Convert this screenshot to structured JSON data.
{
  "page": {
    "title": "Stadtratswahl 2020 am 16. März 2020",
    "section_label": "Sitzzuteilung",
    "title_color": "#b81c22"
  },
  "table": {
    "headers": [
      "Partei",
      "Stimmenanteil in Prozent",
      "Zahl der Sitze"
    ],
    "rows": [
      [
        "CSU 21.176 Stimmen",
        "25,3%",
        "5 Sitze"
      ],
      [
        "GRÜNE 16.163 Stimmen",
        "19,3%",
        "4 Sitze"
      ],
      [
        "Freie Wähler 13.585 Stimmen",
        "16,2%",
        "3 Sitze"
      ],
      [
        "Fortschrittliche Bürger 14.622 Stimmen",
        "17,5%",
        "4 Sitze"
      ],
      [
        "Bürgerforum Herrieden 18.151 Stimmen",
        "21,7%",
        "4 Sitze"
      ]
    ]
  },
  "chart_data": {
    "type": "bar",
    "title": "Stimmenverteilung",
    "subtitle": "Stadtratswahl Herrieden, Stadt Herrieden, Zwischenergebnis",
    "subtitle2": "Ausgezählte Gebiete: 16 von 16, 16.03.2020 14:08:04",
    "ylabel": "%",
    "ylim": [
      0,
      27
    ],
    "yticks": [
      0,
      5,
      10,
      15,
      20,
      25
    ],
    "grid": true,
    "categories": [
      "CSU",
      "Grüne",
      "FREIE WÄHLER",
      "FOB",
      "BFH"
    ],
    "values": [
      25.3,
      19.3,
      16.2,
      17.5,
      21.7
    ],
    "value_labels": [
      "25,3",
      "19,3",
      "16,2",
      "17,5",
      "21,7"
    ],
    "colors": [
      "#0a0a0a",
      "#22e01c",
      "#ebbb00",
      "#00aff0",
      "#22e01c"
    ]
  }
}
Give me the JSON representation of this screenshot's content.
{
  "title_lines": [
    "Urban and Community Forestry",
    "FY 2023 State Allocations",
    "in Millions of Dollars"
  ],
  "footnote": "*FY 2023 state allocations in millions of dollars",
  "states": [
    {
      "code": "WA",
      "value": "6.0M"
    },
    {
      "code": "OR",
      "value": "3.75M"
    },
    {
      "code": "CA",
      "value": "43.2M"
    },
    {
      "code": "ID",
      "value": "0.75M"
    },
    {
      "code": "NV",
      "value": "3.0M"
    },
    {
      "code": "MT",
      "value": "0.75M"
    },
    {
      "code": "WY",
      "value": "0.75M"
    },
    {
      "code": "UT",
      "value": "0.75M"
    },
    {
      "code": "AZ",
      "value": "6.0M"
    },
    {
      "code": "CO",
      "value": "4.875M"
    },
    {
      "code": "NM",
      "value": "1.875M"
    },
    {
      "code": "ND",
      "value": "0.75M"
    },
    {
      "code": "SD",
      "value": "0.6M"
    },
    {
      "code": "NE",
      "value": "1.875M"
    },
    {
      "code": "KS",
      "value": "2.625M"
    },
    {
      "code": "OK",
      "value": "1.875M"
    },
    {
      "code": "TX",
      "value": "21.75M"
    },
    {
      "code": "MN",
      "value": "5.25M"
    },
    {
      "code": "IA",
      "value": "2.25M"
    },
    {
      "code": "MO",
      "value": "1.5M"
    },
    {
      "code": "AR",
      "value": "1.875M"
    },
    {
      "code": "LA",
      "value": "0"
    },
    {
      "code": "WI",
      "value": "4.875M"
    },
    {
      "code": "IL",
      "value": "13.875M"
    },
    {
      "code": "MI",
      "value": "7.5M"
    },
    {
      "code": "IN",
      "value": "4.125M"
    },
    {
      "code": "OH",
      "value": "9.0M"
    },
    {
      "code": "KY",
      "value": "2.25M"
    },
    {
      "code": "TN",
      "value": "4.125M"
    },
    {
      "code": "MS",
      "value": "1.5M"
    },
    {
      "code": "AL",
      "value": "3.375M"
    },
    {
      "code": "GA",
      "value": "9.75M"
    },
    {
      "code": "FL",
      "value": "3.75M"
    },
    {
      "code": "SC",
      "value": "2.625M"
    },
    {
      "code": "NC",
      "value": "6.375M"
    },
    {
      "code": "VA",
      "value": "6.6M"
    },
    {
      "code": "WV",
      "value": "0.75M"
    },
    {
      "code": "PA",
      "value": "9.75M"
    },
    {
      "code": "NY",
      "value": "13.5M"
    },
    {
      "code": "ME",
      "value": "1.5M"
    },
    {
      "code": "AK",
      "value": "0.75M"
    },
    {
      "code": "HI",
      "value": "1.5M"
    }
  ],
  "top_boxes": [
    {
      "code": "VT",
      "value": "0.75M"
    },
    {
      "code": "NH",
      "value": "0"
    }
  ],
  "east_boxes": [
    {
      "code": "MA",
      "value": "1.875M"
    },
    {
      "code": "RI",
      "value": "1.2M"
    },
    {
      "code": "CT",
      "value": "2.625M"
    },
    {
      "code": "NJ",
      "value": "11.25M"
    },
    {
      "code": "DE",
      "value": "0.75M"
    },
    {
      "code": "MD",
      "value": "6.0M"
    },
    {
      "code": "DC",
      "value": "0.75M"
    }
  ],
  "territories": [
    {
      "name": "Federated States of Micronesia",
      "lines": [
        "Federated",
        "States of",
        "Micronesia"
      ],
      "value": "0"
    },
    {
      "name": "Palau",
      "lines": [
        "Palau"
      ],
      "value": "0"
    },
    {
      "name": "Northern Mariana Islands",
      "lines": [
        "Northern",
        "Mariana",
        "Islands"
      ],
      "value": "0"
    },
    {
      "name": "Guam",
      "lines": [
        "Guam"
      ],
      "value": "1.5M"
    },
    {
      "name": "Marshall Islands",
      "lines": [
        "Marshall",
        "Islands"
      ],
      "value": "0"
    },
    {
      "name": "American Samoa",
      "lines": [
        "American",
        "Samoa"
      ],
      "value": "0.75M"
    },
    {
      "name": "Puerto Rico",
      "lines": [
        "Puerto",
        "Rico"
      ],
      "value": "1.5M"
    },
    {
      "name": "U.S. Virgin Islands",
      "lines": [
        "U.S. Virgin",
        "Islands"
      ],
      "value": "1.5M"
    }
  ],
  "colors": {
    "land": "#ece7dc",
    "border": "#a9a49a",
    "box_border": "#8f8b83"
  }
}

—————

** EXERCISE GOAL **
Exactly as shown, repeat every record.

** FULL RESPONSE **
Convert this screenshot to structured JSON data.
{
  "page": {
    "title": "Stadtratswahl 2020 am 16. März 2020",
    "section_label": "Sitzzuteilung",
    "title_color": "#b81c22"
  },
  "table": {
    "headers": [
      "Partei",
      "Stimmenanteil in Prozent",
      "Zahl der Sitze"
    ],
    "rows": [
      [
        "CSU 21.176 Stimmen",
        "25,3%",
        "5 Sitze"
      ],
      [
        "GRÜNE 16.163 Stimmen",
        "19,3%",
        "4 Sitze"
      ],
      [
        "Freie Wähler 13.585 Stimmen",
        "16,2%",
        "3 Sitze"
      ],
      [
        "Fortschrittliche Bürger 14.622 Stimmen",
        "17,5%",
        "4 Sitze"
      ],
      [
        "Bürgerforum Herrieden 18.151 Stimmen",
        "21,7%",
        "4 Sitze"
      ]
    ]
  },
  "chart_data": {
    "type": "bar",
    "title": "Stimmenverteilung",
    "subtitle": "Stadtratswahl Herrieden, Stadt Herrieden, Zwischenergebnis",
    "subtitle2": "Ausgezählte Gebiete: 16 von 16, 16.03.2020 14:08:04",
    "ylabel": "%",
    "ylim": [
      0,
      27
    ],
    "yticks": [
      0,
      5,
      10,
      15,
      20,
      25
    ],
    "grid": true,
    "categories": [
      "CSU",
      "Grüne",
      "FREIE WÄHLER",
      "FOB",
      "BFH"
    ],
    "values": [
      25.3,
      19.3,
      16.2,
      17.5,
      21.7
    ],
    "value_labels": [
      "25,3",
      "19,3",
      "16,2",
      "17,5",
      "21,7"
    ],
    "colors": [
      "#0a0a0a",
      "#22e01c",
      "#ebbb00",
      "#00aff0",
      "#22e01c"
    ]
  }
}
Give me the JSON representation of this screenshot's content.
{
  "title_lines": [
    "Urban and Community Forestry",
    "FY 2023 State Allocations",
    "in Millions of Dollars"
  ],
  "footnote": "*FY 2023 state allocations in millions of dollars",
  "states": [
    {
      "code": "WA",
      "value": "6.0M"
    },
    {
      "code": "OR",
      "value": "3.75M"
    },
    {
      "code": "CA",
      "value": "43.2M"
    },
    {
      "code": "ID",
      "value": "0.75M"
    },
    {
      "code": "NV",
      "value": "3.0M"
    },
    {
      "code": "MT",
      "value": "0.75M"
    },
    {
      "code": "WY",
      "value": "0.75M"
    },
    {
      "code": "UT",
      "value": "0.75M"
    },
    {
      "code": "AZ",
      "value": "6.0M"
    },
    {
      "code": "CO",
      "value": "4.875M"
    },
    {
      "code": "NM",
      "value": "1.875M"
    },
    {
      "code": "ND",
      "value": "0.75M"
    },
    {
      "code": "SD",
      "value": "0.6M"
    },
    {
      "code": "NE",
      "value": "1.875M"
    },
    {
      "code": "KS",
      "value": "2.625M"
    },
    {
      "code": "OK",
      "value": "1.875M"
    },
    {
      "code": "TX",
      "value": "21.75M"
    },
    {
      "code": "MN",
      "value": "5.25M"
    },
    {
      "code": "IA",
      "value": "2.25M"
    },
    {
      "code": "MO",
      "value": "1.5M"
    },
    {
      "code": "AR",
      "value": "1.875M"
    },
    {
      "code": "LA",
      "value": "0"
    },
    {
      "code": "WI",
      "value": "4.875M"
    },
    {
      "code": "IL",
      "value": "13.875M"
    },
    {
      "code": "MI",
      "value": "7.5M"
    },
    {
      "code": "IN",
      "value": "4.125M"
    },
    {
      "code": "OH",
      "value": "9.0M"
    },
    {
      "code": "KY",
      "value": "2.25M"
    },
    {
      "code": "TN",
      "value": "4.125M"
    },
    {
      "code": "MS",
      "value": "1.5M"
    },
    {
      "code": "AL",
      "value": "3.375M"
    },
    {
      "code": "GA",
      "value": "9.75M"
    },
    {
      "code": "FL",
      "value": "3.75M"
    },
    {
      "code": "SC",
      "value": "2.625M"
    },
    {
      "code": "NC",
      "value": "6.375M"
    },
    {
      "code": "VA",
      "value": "6.6M"
    },
    {
      "code": "WV",
      "value": "0.75M"
    },
    {
      "code": "PA",
      "value": "9.75M"
    },
    {
      "code": "NY",
      "value": "13.5M"
    },
    {
      "code": "ME",
      "value": "1.5M"
    },
    {
      "code": "AK",
      "value": "0.75M"
    },
    {
      "code": "HI",
      "value": "1.5M"
    }
  ],
  "top_boxes": [
    {
      "code": "VT",
      "value": "0.75M"
    },
    {
      "code": "NH",
      "value": "0"
    }
  ],
  "east_boxes": [
    {
      "code": "MA",
      "value": "1.875M"
    },
    {
      "code": "RI",
      "value": "1.2M"
    },
    {
      "code": "CT",
      "value": "2.625M"
    },
    {
      "code": "NJ",
      "value": "11.25M"
    },
    {
      "code": "DE",
      "value": "0.75M"
    },
    {
      "code": "MD",
      "value": "6.0M"
    },
    {
      "code": "DC",
      "value": "0.75M"
    }
  ],
  "territories": [
    {
      "name": "Federated States of Micronesia",
      "lines": [
        "Federated",
        "States of",
        "Micronesia"
      ],
      "value": "0"
    },
    {
      "name": "Palau",
      "lines": [
        "Palau"
      ],
      "value": "0"
    },
    {
      "name": "Northern Mariana Islands",
      "lines": [
        "Northern",
        "Mariana",
        "Islands"
      ],
      "value": "0"
    },
    {
      "name": "Guam",
      "lines": [
        "Guam"
      ],
      "value": "1.5M"
    },
    {
      "name": "Marshall Islands",
      "lines": [
        "Marshall",
        "Islands"
      ],
      "value": "0"
    },
    {
      "name": "American Samoa",
      "lines": [
        "American",
        "Samoa"
      ],
      "value": "0.75M"
    },
    {
      "name": "Puerto Rico",
      "lines": [
        "Puerto",
        "Rico"
      ],
      "value": "1.5M"
    },
    {
      "name": "U.S. Virgin Islands",
      "lines": [
        "U.S. Virgin",
        "Islands"
      ],
      "value": "1.5M"
    }
  ],
  "colors": {
    "land": "#ece7dc",
    "border": "#a9a49a",
    "box_border": "#8f8b83"
  }
}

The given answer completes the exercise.